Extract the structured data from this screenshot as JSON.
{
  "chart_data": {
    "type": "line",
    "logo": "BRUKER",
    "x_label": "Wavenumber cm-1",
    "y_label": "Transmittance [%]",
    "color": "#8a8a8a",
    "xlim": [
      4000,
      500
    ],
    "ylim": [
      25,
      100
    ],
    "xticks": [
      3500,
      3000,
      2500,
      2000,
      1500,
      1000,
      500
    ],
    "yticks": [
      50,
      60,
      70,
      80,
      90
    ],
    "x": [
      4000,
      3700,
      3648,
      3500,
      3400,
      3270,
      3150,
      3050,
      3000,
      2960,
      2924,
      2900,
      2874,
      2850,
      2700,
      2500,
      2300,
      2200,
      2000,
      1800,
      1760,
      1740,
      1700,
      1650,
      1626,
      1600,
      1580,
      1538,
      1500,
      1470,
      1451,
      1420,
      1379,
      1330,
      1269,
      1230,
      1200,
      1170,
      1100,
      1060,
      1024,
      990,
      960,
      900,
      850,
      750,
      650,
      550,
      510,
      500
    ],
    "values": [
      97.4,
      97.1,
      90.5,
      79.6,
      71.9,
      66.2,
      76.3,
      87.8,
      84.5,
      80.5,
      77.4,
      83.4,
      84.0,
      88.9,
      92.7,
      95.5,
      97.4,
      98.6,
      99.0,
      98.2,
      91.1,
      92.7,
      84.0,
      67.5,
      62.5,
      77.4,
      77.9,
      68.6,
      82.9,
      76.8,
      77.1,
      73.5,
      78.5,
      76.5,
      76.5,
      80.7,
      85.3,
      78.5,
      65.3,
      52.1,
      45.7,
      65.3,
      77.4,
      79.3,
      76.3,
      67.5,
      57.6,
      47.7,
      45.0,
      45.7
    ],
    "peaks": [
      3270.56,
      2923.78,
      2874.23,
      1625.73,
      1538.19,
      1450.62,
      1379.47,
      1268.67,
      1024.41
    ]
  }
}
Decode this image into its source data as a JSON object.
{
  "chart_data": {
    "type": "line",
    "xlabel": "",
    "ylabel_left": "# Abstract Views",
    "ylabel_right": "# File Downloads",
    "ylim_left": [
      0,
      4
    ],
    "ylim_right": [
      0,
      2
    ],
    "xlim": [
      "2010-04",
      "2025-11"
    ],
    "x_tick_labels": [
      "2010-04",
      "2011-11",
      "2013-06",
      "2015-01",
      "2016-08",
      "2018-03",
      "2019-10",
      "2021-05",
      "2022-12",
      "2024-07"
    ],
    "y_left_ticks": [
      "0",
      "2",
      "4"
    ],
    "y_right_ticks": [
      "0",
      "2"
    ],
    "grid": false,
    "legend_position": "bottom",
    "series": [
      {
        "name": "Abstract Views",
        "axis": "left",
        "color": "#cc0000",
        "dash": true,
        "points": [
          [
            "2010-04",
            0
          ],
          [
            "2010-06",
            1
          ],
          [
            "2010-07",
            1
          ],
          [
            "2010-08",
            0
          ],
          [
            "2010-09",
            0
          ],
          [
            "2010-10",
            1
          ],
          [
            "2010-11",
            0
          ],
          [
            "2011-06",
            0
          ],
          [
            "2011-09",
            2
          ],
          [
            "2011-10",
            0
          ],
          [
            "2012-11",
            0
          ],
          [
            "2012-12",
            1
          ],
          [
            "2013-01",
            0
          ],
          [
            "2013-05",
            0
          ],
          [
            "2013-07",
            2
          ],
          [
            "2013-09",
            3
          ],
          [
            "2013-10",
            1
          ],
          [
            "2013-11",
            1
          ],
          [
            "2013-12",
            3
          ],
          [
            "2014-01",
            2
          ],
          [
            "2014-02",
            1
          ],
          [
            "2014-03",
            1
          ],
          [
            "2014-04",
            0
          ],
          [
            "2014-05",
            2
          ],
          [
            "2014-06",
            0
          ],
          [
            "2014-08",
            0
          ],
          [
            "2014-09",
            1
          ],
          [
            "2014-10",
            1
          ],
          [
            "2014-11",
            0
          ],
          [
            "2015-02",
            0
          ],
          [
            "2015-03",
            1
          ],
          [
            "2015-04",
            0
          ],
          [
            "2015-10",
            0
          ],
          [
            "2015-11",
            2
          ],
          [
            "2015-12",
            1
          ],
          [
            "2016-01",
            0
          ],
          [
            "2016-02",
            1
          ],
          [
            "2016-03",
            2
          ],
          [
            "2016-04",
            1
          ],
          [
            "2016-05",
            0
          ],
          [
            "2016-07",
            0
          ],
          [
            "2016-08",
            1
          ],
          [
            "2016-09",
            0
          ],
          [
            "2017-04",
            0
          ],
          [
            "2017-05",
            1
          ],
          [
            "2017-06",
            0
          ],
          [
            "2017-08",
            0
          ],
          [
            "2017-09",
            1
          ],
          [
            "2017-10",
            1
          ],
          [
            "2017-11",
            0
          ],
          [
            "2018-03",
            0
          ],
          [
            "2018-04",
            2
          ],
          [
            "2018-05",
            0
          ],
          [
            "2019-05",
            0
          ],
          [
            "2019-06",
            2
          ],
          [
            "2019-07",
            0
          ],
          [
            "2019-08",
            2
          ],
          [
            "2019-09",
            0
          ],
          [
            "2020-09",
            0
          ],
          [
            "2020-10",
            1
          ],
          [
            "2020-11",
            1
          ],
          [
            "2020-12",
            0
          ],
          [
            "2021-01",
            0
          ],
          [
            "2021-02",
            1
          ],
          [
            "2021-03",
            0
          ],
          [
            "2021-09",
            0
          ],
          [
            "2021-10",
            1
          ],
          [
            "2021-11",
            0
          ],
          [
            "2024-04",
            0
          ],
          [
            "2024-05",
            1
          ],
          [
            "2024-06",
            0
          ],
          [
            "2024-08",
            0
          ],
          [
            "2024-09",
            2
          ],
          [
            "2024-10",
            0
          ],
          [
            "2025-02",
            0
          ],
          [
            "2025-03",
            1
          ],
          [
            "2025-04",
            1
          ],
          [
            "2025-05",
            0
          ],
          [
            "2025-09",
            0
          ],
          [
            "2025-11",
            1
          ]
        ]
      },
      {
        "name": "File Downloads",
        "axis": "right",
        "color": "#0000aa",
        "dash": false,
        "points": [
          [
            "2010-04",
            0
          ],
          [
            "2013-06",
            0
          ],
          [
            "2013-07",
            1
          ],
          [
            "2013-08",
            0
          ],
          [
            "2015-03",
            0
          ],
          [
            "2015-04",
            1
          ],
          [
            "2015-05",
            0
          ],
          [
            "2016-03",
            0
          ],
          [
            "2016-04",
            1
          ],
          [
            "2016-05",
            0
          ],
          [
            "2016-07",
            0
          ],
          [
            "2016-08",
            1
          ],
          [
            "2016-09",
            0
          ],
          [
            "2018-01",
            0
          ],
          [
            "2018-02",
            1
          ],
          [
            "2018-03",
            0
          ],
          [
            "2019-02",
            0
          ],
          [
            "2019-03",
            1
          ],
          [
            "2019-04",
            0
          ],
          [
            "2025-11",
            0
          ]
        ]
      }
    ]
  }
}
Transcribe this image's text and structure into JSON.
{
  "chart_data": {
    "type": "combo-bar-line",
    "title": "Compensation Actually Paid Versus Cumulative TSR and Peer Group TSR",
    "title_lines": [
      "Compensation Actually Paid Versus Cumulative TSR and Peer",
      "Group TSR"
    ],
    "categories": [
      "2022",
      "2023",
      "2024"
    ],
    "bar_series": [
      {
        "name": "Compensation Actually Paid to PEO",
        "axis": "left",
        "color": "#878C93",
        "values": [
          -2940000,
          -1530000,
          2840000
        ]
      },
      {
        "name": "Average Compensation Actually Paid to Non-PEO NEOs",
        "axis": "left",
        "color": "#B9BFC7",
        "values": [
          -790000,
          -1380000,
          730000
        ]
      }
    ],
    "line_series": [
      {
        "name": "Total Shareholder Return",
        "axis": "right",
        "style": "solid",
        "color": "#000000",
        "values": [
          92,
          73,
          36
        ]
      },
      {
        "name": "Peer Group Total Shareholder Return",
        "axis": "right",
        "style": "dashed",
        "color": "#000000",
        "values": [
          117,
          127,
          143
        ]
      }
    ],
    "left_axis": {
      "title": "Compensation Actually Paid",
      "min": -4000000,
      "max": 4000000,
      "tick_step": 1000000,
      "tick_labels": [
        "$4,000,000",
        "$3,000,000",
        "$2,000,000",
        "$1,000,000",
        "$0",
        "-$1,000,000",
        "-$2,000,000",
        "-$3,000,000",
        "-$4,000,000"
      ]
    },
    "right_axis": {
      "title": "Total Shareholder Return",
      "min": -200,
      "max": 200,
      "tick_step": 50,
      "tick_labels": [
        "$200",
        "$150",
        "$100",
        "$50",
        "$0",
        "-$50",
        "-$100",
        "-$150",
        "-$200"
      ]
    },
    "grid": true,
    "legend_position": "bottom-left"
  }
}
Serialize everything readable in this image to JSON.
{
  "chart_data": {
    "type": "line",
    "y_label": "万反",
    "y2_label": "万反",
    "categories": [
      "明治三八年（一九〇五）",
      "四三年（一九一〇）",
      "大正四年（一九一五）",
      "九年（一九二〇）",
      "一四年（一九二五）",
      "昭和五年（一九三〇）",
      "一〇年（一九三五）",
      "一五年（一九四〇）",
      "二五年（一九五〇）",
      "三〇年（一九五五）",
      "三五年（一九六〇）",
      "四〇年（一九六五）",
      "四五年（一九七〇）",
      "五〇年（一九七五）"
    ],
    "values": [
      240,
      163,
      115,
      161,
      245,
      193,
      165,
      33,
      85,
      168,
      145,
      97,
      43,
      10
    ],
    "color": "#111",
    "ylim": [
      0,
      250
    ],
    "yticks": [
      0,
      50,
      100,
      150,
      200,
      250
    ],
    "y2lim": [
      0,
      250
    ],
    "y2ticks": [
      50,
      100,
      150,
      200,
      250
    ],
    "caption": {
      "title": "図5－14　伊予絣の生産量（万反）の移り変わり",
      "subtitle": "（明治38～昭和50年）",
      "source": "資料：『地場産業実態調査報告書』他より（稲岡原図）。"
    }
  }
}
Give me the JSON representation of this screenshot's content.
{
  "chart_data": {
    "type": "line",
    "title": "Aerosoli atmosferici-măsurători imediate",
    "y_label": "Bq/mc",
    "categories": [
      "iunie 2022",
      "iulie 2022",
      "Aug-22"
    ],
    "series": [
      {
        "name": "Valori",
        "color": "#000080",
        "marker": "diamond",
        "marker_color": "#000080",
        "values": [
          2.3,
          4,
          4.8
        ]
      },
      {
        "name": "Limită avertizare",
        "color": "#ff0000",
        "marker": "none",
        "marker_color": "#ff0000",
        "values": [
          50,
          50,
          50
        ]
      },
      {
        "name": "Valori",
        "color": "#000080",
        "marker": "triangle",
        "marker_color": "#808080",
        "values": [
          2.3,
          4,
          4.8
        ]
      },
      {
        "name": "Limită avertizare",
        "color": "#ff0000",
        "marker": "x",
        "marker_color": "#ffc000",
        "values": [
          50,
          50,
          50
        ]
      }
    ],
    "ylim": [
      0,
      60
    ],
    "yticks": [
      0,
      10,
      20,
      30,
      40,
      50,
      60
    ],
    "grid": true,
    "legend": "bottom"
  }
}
---+---
Copy each line of the preceding data that contains the string "Abstract".

▶ _Reply to the task_
    "ylabel_left": "# Abstract Views",
        "name": "Abstract Views",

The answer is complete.